### RECORDS SUPPLIED

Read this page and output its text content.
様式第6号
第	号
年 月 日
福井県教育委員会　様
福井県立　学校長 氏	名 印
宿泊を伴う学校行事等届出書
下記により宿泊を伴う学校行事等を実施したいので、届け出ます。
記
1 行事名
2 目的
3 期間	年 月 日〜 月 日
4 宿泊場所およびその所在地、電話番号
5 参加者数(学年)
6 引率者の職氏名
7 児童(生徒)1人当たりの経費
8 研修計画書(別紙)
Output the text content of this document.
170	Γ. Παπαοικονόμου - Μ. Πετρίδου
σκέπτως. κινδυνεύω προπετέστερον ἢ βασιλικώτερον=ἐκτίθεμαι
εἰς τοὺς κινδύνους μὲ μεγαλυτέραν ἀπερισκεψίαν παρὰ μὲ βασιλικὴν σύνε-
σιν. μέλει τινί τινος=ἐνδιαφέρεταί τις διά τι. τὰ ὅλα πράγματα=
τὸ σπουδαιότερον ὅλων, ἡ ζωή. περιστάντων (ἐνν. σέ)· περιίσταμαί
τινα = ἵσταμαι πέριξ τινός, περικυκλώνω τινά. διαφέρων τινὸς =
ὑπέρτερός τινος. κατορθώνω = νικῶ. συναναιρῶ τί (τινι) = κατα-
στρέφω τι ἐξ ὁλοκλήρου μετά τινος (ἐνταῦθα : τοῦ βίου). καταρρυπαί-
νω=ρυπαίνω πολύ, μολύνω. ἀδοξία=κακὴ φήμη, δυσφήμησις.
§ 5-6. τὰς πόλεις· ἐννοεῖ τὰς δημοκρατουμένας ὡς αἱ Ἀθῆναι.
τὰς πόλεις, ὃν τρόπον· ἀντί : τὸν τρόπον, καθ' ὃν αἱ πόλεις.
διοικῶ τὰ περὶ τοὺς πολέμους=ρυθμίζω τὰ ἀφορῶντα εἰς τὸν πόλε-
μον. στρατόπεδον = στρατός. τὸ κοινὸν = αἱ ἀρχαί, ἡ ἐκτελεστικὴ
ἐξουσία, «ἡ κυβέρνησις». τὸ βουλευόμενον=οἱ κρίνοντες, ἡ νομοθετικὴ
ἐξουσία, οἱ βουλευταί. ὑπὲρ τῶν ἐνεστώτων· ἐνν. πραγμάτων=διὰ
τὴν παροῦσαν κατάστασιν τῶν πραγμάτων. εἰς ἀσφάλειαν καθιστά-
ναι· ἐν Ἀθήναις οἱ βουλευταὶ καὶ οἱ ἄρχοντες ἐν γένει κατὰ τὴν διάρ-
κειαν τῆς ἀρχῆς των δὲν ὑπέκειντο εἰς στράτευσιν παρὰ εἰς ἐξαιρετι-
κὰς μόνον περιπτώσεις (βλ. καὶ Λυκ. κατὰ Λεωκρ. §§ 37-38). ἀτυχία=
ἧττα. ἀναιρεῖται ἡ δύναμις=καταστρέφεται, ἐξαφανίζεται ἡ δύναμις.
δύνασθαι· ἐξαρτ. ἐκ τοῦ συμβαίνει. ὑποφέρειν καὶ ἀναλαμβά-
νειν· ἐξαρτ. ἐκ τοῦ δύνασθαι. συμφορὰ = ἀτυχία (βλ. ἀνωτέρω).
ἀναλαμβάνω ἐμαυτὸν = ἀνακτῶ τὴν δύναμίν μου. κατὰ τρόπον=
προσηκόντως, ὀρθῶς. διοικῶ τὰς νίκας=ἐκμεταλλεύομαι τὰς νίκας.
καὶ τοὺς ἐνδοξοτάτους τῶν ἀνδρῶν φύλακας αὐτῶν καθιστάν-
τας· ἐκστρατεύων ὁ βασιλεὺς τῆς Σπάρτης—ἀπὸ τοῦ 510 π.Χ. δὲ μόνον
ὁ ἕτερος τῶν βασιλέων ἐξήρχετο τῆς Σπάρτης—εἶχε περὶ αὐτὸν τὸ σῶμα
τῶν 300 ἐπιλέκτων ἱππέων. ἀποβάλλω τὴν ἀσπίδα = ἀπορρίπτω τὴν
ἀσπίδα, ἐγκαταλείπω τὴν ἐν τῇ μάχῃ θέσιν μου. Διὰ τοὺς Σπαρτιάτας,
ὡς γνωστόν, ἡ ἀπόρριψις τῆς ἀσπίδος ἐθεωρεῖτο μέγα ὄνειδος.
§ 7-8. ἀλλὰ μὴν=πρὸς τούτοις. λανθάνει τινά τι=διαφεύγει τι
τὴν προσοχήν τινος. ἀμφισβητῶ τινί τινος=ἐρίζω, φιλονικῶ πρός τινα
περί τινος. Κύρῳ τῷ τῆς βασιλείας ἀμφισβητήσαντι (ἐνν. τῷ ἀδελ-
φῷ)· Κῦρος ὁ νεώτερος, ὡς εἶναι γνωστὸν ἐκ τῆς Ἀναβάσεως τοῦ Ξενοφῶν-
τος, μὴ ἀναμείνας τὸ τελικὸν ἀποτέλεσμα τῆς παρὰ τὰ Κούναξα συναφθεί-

######

Transcribe every line of the data, exactly as it stands.

= TASK ANSWER =
Read this page and output its text content.
様式第6号
第	号
年 月 日
福井県教育委員会　様
福井県立　学校長 氏	名 印
宿泊を伴う学校行事等届出書
下記により宿泊を伴う学校行事等を実施したいので、届け出ます。
記
1 行事名
2 目的
3 期間	年 月 日〜 月 日
4 宿泊場所およびその所在地、電話番号
5 参加者数(学年)
6 引率者の職氏名
7 児童(生徒)1人当たりの経費
8 研修計画書(別紙)
Output the text content of this document.
170	Γ. Παπαοικονόμου - Μ. Πετρίδου
σκέπτως. κινδυνεύω προπετέστερον ἢ βασιλικώτερον=ἐκτίθεμαι
εἰς τοὺς κινδύνους μὲ μεγαλυτέραν ἀπερισκεψίαν παρὰ μὲ βασιλικὴν σύνε-
σιν. μέλει τινί τινος=ἐνδιαφέρεταί τις διά τι. τὰ ὅλα πράγματα=
τὸ σπουδαιότερον ὅλων, ἡ ζωή. περιστάντων (ἐνν. σέ)· περιίσταμαί
τινα = ἵσταμαι πέριξ τινός, περικυκλώνω τινά. διαφέρων τινὸς =
ὑπέρτερός τινος. κατορθώνω = νικῶ. συναναιρῶ τί (τινι) = κατα-
στρέφω τι ἐξ ὁλοκλήρου μετά τινος (ἐνταῦθα : τοῦ βίου). καταρρυπαί-
νω=ρυπαίνω πολύ, μολύνω. ἀδοξία=κακὴ φήμη, δυσφήμησις.
§ 5-6. τὰς πόλεις· ἐννοεῖ τὰς δημοκρατουμένας ὡς αἱ Ἀθῆναι.
τὰς πόλεις, ὃν τρόπον· ἀντί : τὸν τρόπον, καθ' ὃν αἱ πόλεις.
διοικῶ τὰ περὶ τοὺς πολέμους=ρυθμίζω τὰ ἀφορῶντα εἰς τὸν πόλε-
μον. στρατόπεδον = στρατός. τὸ κοινὸν = αἱ ἀρχαί, ἡ ἐκτελεστικὴ
ἐξουσία, «ἡ κυβέρνησις». τὸ βουλευόμενον=οἱ κρίνοντες, ἡ νομοθετικὴ
ἐξουσία, οἱ βουλευταί. ὑπὲρ τῶν ἐνεστώτων· ἐνν. πραγμάτων=διὰ
τὴν παροῦσαν κατάστασιν τῶν πραγμάτων. εἰς ἀσφάλειαν καθιστά-
ναι· ἐν Ἀθήναις οἱ βουλευταὶ καὶ οἱ ἄρχοντες ἐν γένει κατὰ τὴν διάρ-
κειαν τῆς ἀρχῆς των δὲν ὑπέκειντο εἰς στράτευσιν παρὰ εἰς ἐξαιρετι-
κὰς μόνον περιπτώσεις (βλ. καὶ Λυκ. κατὰ Λεωκρ. §§ 37-38). ἀτυχία=
ἧττα. ἀναιρεῖται ἡ δύναμις=καταστρέφεται, ἐξαφανίζεται ἡ δύναμις.
δύνασθαι· ἐξαρτ. ἐκ τοῦ συμβαίνει. ὑποφέρειν καὶ ἀναλαμβά-
νειν· ἐξαρτ. ἐκ τοῦ δύνασθαι. συμφορὰ = ἀτυχία (βλ. ἀνωτέρω).
ἀναλαμβάνω ἐμαυτὸν = ἀνακτῶ τὴν δύναμίν μου. κατὰ τρόπον=
προσηκόντως, ὀρθῶς. διοικῶ τὰς νίκας=ἐκμεταλλεύομαι τὰς νίκας.
καὶ τοὺς ἐνδοξοτάτους τῶν ἀνδρῶν φύλακας αὐτῶν καθιστάν-
τας· ἐκστρατεύων ὁ βασιλεὺς τῆς Σπάρτης—ἀπὸ τοῦ 510 π.Χ. δὲ μόνον
ὁ ἕτερος τῶν βασιλέων ἐξήρχετο τῆς Σπάρτης—εἶχε περὶ αὐτὸν τὸ σῶμα
τῶν 300 ἐπιλέκτων ἱππέων. ἀποβάλλω τὴν ἀσπίδα = ἀπορρίπτω τὴν
ἀσπίδα, ἐγκαταλείπω τὴν ἐν τῇ μάχῃ θέσιν μου. Διὰ τοὺς Σπαρτιάτας,
ὡς γνωστόν, ἡ ἀπόρριψις τῆς ἀσπίδος ἐθεωρεῖτο μέγα ὄνειδος.
§ 7-8. ἀλλὰ μὴν=πρὸς τούτοις. λανθάνει τινά τι=διαφεύγει τι
τὴν προσοχήν τινος. ἀμφισβητῶ τινί τινος=ἐρίζω, φιλονικῶ πρός τινα
περί τινος. Κύρῳ τῷ τῆς βασιλείας ἀμφισβητήσαντι (ἐνν. τῷ ἀδελ-
φῷ)· Κῦρος ὁ νεώτερος, ὡς εἶναι γνωστὸν ἐκ τῆς Ἀναβάσεως τοῦ Ξενοφῶν-
τος, μὴ ἀναμείνας τὸ τελικὸν ἀποτέλεσμα τῆς παρὰ τὰ Κούναξα συναφθεί-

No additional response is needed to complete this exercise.